- [OBJECTIVE]: Search the material and gather each line with "this" in it.

- [Data excerpts]:
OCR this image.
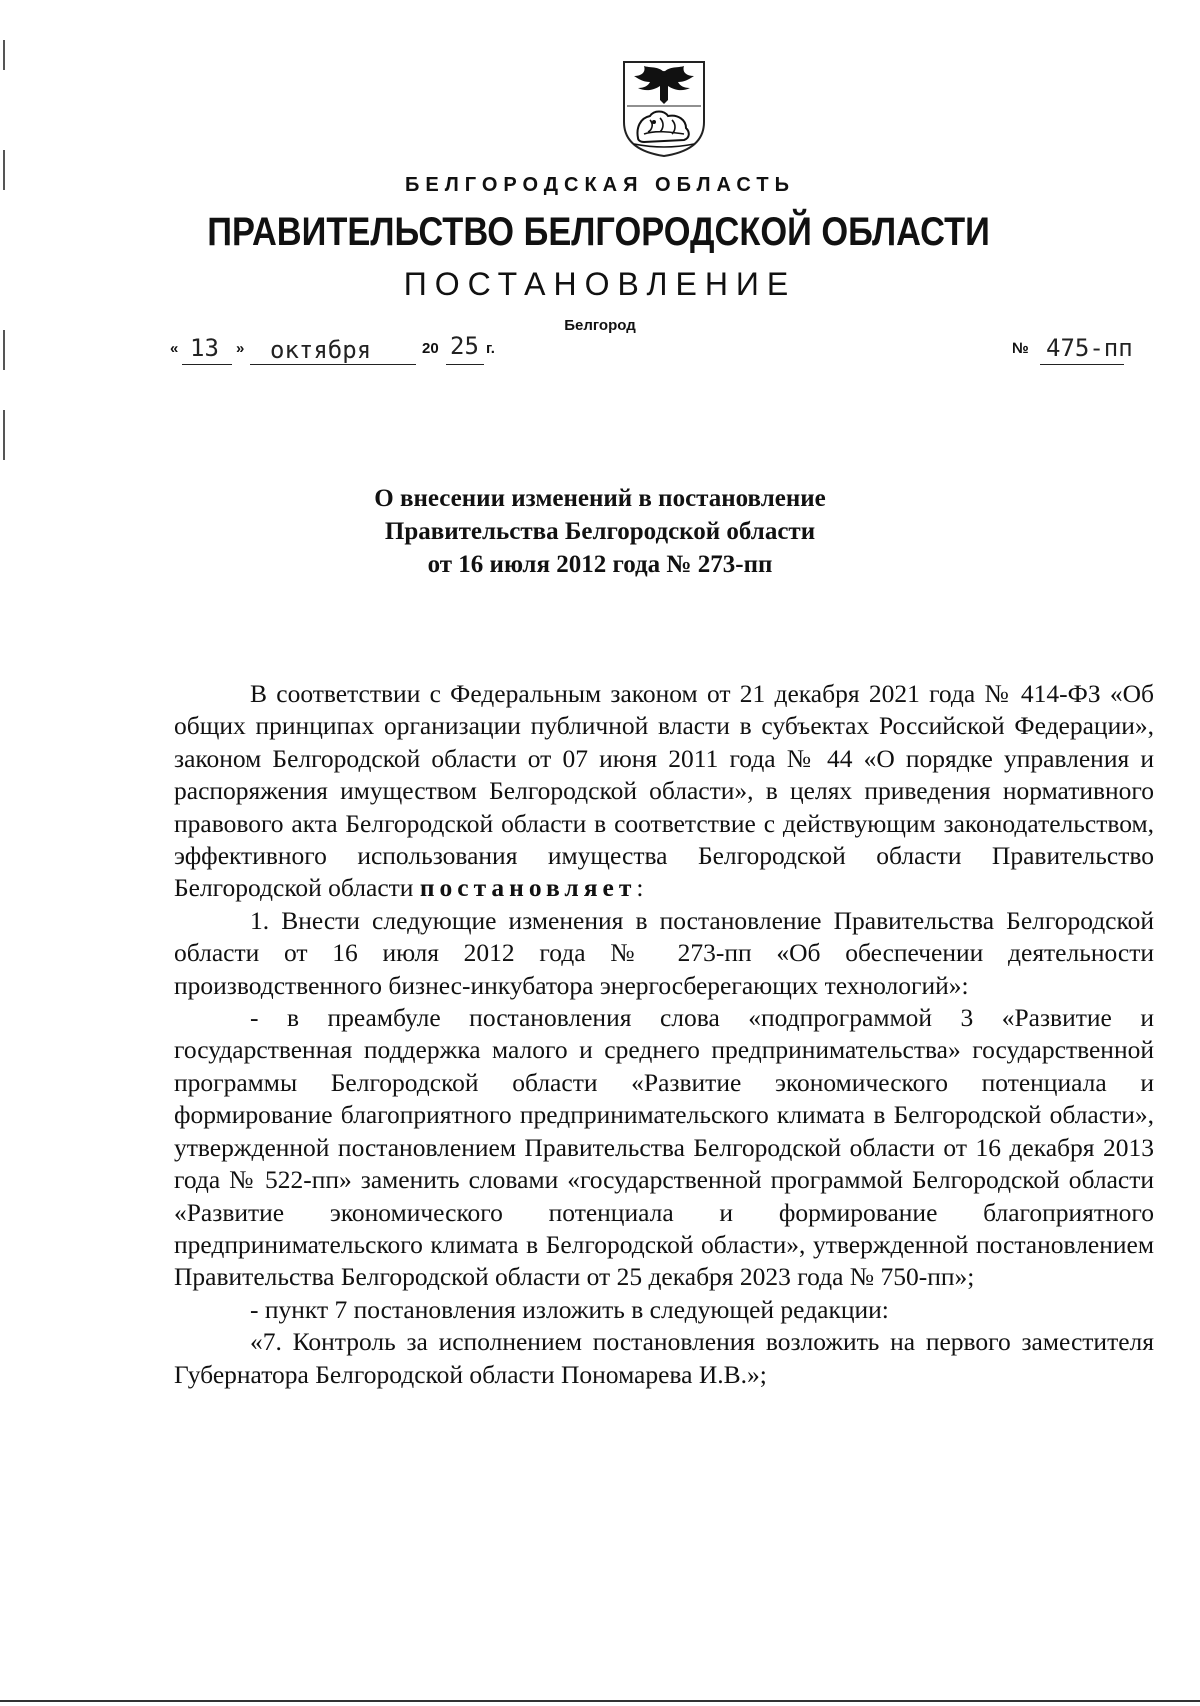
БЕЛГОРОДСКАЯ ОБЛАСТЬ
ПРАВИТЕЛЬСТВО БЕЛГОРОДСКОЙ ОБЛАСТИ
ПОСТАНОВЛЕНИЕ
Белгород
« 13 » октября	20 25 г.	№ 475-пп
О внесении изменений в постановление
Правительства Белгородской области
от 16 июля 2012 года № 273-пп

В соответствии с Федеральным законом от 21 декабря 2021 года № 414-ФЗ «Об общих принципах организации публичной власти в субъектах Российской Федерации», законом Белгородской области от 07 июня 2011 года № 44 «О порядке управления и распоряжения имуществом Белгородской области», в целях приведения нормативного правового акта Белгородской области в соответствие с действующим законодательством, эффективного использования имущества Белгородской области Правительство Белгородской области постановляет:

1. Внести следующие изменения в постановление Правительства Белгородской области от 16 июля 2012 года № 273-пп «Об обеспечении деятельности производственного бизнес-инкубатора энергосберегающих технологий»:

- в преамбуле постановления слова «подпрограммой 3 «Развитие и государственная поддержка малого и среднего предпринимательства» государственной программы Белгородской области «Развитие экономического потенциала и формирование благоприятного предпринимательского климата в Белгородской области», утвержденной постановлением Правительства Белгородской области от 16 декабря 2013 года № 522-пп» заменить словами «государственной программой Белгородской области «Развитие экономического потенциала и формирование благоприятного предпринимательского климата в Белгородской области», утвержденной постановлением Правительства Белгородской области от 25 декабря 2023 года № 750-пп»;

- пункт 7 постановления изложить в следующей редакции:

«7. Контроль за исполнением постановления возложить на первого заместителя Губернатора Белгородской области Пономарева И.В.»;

---

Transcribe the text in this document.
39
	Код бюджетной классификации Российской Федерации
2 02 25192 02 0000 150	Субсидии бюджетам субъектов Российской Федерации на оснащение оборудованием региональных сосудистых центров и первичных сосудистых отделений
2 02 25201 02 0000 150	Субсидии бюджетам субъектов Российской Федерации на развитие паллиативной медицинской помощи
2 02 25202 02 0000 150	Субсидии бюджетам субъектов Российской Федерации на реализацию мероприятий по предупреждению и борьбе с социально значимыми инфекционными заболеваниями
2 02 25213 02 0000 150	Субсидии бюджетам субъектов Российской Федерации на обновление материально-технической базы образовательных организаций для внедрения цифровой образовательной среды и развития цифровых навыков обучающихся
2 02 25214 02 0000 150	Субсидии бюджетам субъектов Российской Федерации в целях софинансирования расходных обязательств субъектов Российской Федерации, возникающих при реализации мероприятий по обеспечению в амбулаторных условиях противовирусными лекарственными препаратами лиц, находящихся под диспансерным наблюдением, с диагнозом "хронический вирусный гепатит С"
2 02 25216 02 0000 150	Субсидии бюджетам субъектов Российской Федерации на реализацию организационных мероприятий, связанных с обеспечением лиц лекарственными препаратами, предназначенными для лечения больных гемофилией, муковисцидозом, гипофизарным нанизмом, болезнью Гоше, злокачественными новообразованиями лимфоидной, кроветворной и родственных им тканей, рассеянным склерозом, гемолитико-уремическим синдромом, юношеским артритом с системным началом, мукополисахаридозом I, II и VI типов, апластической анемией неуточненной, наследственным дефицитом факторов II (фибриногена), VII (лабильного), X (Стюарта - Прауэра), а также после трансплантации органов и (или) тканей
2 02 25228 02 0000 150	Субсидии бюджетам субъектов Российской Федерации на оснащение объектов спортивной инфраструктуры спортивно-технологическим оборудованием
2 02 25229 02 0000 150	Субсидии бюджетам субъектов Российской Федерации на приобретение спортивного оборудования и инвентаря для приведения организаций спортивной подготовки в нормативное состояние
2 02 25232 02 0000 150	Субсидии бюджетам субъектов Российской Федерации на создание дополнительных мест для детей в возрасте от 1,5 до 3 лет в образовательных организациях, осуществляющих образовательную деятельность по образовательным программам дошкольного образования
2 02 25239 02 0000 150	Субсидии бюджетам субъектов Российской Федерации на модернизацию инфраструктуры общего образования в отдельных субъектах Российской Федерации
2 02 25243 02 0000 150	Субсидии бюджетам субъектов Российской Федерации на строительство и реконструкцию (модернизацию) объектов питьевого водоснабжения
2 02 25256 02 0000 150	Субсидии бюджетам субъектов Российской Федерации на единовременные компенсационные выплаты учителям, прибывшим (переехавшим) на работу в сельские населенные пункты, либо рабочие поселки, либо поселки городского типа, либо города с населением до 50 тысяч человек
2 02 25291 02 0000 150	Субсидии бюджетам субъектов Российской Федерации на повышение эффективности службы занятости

- [FINAL RESULT]:
OCR this image.
Transcribe the text in this document.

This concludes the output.